WORK INSTRUCTIONS
Repeat each line word for word.

EXCERPTED RECORDS

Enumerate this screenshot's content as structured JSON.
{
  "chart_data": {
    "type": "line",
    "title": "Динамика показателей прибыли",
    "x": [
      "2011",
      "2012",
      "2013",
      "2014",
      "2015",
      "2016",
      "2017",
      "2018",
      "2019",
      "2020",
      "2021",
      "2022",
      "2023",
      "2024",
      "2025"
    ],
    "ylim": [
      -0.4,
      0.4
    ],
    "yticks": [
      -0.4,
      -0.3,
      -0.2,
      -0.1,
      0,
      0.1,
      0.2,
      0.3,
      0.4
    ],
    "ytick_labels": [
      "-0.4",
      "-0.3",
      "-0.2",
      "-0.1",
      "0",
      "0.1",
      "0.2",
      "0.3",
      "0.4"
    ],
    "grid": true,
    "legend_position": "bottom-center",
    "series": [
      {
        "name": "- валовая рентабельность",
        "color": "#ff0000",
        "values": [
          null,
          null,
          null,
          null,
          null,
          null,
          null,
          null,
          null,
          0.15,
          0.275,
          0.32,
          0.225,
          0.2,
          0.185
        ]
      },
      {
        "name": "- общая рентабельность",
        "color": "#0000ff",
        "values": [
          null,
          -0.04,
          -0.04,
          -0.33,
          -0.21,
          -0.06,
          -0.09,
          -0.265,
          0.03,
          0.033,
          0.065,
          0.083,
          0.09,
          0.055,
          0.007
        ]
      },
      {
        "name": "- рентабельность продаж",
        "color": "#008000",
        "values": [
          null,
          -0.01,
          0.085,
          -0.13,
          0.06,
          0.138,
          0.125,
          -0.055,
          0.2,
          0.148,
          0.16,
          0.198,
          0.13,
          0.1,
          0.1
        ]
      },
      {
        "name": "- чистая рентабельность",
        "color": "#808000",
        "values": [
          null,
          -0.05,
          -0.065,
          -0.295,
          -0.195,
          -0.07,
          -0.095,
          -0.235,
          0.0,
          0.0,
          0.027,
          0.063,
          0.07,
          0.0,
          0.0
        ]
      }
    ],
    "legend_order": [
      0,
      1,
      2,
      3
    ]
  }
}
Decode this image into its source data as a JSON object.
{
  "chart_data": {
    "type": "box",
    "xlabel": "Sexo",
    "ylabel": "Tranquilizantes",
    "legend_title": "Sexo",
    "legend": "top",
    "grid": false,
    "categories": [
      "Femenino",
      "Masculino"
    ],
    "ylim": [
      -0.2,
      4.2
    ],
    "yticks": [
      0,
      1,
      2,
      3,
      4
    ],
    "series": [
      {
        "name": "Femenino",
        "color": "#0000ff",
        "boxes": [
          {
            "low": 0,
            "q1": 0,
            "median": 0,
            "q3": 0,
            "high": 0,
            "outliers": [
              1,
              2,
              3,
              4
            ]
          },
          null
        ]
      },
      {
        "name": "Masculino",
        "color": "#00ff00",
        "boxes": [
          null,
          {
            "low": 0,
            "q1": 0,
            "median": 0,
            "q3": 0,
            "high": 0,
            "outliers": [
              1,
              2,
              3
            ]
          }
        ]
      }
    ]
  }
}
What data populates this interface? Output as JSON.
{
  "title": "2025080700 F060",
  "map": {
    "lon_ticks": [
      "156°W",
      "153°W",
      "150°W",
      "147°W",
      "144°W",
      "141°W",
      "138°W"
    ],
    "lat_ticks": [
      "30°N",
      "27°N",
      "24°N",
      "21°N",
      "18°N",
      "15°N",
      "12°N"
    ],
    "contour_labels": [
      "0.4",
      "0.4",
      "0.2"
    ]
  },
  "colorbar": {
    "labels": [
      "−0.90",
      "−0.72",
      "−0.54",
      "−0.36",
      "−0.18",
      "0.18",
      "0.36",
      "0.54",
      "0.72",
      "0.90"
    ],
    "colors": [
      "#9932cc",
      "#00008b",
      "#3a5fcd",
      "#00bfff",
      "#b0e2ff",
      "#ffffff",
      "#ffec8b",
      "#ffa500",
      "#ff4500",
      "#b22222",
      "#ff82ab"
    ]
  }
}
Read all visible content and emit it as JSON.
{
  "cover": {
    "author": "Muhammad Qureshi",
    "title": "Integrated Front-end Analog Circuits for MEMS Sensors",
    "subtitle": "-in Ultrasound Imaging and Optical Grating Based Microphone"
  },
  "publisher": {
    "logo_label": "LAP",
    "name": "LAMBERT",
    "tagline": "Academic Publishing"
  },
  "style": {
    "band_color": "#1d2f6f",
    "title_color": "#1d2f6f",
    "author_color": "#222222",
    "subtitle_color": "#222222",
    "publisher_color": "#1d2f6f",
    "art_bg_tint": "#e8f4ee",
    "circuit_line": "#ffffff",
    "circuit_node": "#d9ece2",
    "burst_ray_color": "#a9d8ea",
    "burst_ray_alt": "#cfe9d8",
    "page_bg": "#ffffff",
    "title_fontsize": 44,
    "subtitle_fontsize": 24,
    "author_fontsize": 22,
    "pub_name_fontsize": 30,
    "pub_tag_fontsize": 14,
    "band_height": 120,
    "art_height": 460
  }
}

COMPLETE RESPONSE
Enumerate this screenshot's content as structured JSON.
{
  "chart_data": {
    "type": "line",
    "title": "Динамика показателей прибыли",
    "x": [
      "2011",
      "2012",
      "2013",
      "2014",
      "2015",
      "2016",
      "2017",
      "2018",
      "2019",
      "2020",
      "2021",
      "2022",
      "2023",
      "2024",
      "2025"
    ],
    "ylim": [
      -0.4,
      0.4
    ],
    "yticks": [
      -0.4,
      -0.3,
      -0.2,
      -0.1,
      0,
      0.1,
      0.2,
      0.3,
      0.4
    ],
    "ytick_labels": [
      "-0.4",
      "-0.3",
      "-0.2",
      "-0.1",
      "0",
      "0.1",
      "0.2",
      "0.3",
      "0.4"
    ],
    "grid": true,
    "legend_position": "bottom-center",
    "series": [
      {
        "name": "- валовая рентабельность",
        "color": "#ff0000",
        "values": [
          null,
          null,
          null,
          null,
          null,
          null,
          null,
          null,
          null,
          0.15,
          0.275,
          0.32,
          0.225,
          0.2,
          0.185
        ]
      },
      {
        "name": "- общая рентабельность",
        "color": "#0000ff",
        "values": [
          null,
          -0.04,
          -0.04,
          -0.33,
          -0.21,
          -0.06,
          -0.09,
          -0.265,
          0.03,
          0.033,
          0.065,
          0.083,
          0.09,
          0.055,
          0.007
        ]
      },
      {
        "name": "- рентабельность продаж",
        "color": "#008000",
        "values": [
          null,
          -0.01,
          0.085,
          -0.13,
          0.06,
          0.138,
          0.125,
          -0.055,
          0.2,
          0.148,
          0.16,
          0.198,
          0.13,
          0.1,
          0.1
        ]
      },
      {
        "name": "- чистая рентабельность",
        "color": "#808000",
        "values": [
          null,
          -0.05,
          -0.065,
          -0.295,
          -0.195,
          -0.07,
          -0.095,
          -0.235,
          0.0,
          0.0,
          0.027,
          0.063,
          0.07,
          0.0,
          0.0
        ]
      }
    ],
    "legend_order": [
      0,
      1,
      2,
      3
    ]
  }
}
Decode this image into its source data as a JSON object.
{
  "chart_data": {
    "type": "box",
    "xlabel": "Sexo",
    "ylabel": "Tranquilizantes",
    "legend_title": "Sexo",
    "legend": "top",
    "grid": false,
    "categories": [
      "Femenino",
      "Masculino"
    ],
    "ylim": [
      -0.2,
      4.2
    ],
    "yticks": [
      0,
      1,
      2,
      3,
      4
    ],
    "series": [
      {
        "name": "Femenino",
        "color": "#0000ff",
        "boxes": [
          {
            "low": 0,
            "q1": 0,
            "median": 0,
            "q3": 0,
            "high": 0,
            "outliers": [
              1,
              2,
              3,
              4
            ]
          },
          null
        ]
      },
      {
        "name": "Masculino",
        "color": "#00ff00",
        "boxes": [
          null,
          {
            "low": 0,
            "q1": 0,
            "median": 0,
            "q3": 0,
            "high": 0,
            "outliers": [
              1,
              2,
              3
            ]
          }
        ]
      }
    ]
  }
}
What data populates this interface? Output as JSON.
{
  "title": "2025080700 F060",
  "map": {
    "lon_ticks": [
      "156°W",
      "153°W",
      "150°W",
      "147°W",
      "144°W",
      "141°W",
      "138°W"
    ],
    "lat_ticks": [
      "30°N",
      "27°N",
      "24°N",
      "21°N",
      "18°N",
      "15°N",
      "12°N"
    ],
    "contour_labels": [
      "0.4",
      "0.4",
      "0.2"
    ]
  },
  "colorbar": {
    "labels": [
      "−0.90",
      "−0.72",
      "−0.54",
      "−0.36",
      "−0.18",
      "0.18",
      "0.36",
      "0.54",
      "0.72",
      "0.90"
    ],
    "colors": [
      "#9932cc",
      "#00008b",
      "#3a5fcd",
      "#00bfff",
      "#b0e2ff",
      "#ffffff",
      "#ffec8b",
      "#ffa500",
      "#ff4500",
      "#b22222",
      "#ff82ab"
    ]
  }
}
Read all visible content and emit it as JSON.
{
  "cover": {
    "author": "Muhammad Qureshi",
    "title": "Integrated Front-end Analog Circuits for MEMS Sensors",
    "subtitle": "-in Ultrasound Imaging and Optical Grating Based Microphone"
  },
  "publisher": {
    "logo_label": "LAP",
    "name": "LAMBERT",
    "tagline": "Academic Publishing"
  },
  "style": {
    "band_color": "#1d2f6f",
    "title_color": "#1d2f6f",
    "author_color": "#222222",
    "subtitle_color": "#222222",
    "publisher_color": "#1d2f6f",
    "art_bg_tint": "#e8f4ee",
    "circuit_line": "#ffffff",
    "circuit_node": "#d9ece2",
    "burst_ray_color": "#a9d8ea",
    "burst_ray_alt": "#cfe9d8",
    "page_bg": "#ffffff",
    "title_fontsize": 44,
    "subtitle_fontsize": 24,
    "author_fontsize": 22,
    "pub_name_fontsize": 30,
    "pub_tag_fontsize": 14,
    "band_height": 120,
    "art_height": 460
  }
}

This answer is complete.